(Element box records)

* * * *

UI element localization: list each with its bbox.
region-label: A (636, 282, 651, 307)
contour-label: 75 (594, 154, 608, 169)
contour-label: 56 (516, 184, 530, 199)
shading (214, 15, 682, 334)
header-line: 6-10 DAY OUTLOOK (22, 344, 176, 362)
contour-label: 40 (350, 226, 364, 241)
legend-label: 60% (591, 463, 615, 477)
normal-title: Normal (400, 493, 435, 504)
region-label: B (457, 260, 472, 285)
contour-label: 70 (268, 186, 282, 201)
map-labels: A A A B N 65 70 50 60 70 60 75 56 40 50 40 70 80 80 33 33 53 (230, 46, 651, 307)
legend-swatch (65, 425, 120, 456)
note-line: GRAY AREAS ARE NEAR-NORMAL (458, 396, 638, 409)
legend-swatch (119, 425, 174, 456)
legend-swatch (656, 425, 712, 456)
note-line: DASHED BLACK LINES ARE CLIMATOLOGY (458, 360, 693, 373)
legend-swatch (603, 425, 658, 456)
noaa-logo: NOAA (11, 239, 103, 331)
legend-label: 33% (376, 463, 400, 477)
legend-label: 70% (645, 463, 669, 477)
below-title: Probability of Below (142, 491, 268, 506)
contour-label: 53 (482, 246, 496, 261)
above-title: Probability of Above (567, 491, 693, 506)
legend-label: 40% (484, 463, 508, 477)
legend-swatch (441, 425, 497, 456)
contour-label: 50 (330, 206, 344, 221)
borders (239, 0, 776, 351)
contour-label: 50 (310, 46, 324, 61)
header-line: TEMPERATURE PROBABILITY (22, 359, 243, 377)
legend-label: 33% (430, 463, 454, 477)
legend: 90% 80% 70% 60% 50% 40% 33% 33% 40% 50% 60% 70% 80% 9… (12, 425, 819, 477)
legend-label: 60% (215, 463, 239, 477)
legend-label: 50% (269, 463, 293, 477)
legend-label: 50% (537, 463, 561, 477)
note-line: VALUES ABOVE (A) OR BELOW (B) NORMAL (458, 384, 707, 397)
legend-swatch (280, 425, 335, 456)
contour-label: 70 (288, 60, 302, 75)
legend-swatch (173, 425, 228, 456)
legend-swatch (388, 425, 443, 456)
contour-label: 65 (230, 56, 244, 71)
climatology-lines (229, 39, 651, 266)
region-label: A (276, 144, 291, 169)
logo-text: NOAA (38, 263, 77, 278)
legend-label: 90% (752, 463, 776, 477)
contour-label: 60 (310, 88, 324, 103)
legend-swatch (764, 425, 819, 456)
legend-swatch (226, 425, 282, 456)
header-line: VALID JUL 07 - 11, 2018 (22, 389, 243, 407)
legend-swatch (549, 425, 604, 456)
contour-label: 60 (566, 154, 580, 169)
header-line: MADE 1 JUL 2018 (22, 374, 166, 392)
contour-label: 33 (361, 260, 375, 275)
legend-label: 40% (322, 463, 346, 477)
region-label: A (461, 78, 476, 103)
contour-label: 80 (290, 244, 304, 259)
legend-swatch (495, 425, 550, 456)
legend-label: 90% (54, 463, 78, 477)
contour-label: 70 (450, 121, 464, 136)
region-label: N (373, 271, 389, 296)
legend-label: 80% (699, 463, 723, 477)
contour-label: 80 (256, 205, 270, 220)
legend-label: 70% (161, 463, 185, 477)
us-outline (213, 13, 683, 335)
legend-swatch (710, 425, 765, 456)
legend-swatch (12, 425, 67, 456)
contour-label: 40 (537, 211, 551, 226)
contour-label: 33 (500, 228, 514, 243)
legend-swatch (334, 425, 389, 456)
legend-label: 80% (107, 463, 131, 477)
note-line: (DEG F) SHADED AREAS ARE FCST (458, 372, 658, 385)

* * * *

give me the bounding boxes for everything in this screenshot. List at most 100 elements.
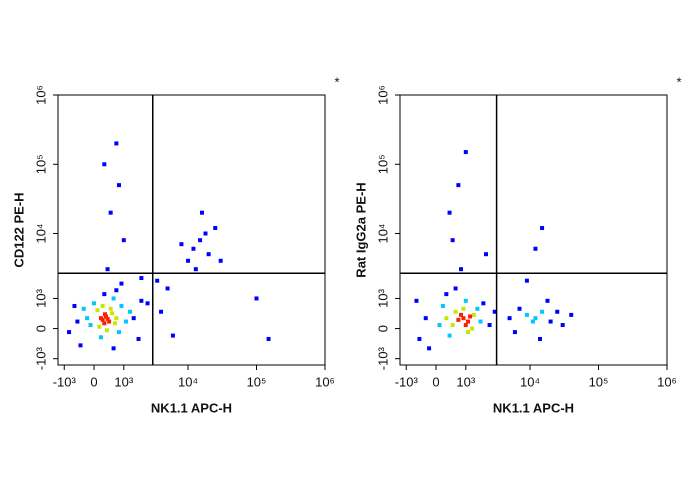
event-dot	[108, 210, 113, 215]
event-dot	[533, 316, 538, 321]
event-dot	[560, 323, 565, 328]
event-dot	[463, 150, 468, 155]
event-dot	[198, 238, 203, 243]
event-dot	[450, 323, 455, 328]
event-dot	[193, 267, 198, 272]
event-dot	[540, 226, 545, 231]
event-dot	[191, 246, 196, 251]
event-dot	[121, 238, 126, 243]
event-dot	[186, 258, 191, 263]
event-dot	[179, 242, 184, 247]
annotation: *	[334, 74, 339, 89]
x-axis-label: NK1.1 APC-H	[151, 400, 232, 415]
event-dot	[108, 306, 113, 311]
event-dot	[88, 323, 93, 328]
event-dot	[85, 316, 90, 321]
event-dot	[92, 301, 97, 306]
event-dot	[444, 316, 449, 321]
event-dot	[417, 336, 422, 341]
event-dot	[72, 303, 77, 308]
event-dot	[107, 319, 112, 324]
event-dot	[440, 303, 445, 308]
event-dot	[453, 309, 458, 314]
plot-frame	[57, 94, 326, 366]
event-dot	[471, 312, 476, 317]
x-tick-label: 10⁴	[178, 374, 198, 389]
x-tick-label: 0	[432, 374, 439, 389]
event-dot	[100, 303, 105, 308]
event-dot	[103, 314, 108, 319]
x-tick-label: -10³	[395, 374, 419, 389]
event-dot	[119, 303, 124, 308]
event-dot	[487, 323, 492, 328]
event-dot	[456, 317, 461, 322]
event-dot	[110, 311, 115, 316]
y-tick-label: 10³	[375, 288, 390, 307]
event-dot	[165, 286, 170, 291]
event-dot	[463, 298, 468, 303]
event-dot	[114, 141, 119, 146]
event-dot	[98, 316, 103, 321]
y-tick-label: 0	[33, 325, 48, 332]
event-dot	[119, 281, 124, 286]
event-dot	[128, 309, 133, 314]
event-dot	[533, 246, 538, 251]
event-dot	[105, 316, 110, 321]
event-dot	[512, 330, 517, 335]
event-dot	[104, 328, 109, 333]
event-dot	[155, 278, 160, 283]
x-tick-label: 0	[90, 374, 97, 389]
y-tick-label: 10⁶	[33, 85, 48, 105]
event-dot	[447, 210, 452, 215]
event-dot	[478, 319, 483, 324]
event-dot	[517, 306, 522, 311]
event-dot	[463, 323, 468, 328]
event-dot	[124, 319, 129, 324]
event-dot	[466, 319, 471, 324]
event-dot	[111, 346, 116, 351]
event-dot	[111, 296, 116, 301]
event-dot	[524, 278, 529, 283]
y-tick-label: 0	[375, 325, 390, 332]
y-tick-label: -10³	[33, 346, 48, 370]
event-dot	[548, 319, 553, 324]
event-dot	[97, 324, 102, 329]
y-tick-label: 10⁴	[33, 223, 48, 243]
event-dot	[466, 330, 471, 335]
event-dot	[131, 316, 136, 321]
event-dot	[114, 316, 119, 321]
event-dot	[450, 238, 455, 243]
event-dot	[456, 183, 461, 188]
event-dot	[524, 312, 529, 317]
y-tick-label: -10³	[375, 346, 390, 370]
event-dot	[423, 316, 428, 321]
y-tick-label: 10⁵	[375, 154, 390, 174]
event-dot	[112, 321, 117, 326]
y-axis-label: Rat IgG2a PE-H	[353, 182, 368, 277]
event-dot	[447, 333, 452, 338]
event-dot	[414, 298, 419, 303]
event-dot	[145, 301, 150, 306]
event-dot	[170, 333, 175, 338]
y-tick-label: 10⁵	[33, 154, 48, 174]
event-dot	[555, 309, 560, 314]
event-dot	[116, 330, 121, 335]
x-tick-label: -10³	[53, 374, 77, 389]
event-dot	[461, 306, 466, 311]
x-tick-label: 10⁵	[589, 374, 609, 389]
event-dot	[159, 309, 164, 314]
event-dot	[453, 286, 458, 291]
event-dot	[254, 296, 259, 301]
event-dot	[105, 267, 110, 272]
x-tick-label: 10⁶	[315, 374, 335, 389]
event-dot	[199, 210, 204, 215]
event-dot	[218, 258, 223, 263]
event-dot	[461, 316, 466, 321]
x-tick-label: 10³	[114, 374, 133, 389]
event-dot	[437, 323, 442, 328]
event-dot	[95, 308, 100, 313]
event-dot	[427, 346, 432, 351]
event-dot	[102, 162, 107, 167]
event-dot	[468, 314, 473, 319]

* * * *

> [What you have to do] Please copy out, unchanged, the lines of the records that start with the line containing "UI element localization: list" and end with the line containing "legend-swatch (656, 425, 712, 456)", both of those included.

> [Solution for this problem]
UI element localization: list each with its bbox.
region-label: A (636, 282, 651, 307)
contour-label: 75 (594, 154, 608, 169)
contour-label: 56 (516, 184, 530, 199)
shading (214, 15, 682, 334)
header-line: 6-10 DAY OUTLOOK (22, 344, 176, 362)
contour-label: 40 (350, 226, 364, 241)
legend-label: 60% (591, 463, 615, 477)
normal-title: Normal (400, 493, 435, 504)
region-label: B (457, 260, 472, 285)
contour-label: 70 (268, 186, 282, 201)
map-labels: A A A B N 65 70 50 60 70 60 75 56 40 50 40 70 80 80 33 33 53 (230, 46, 651, 307)
legend-swatch (65, 425, 120, 456)
note-line: GRAY AREAS ARE NEAR-NORMAL (458, 396, 638, 409)
legend-swatch (119, 425, 174, 456)
legend-swatch (656, 425, 712, 456)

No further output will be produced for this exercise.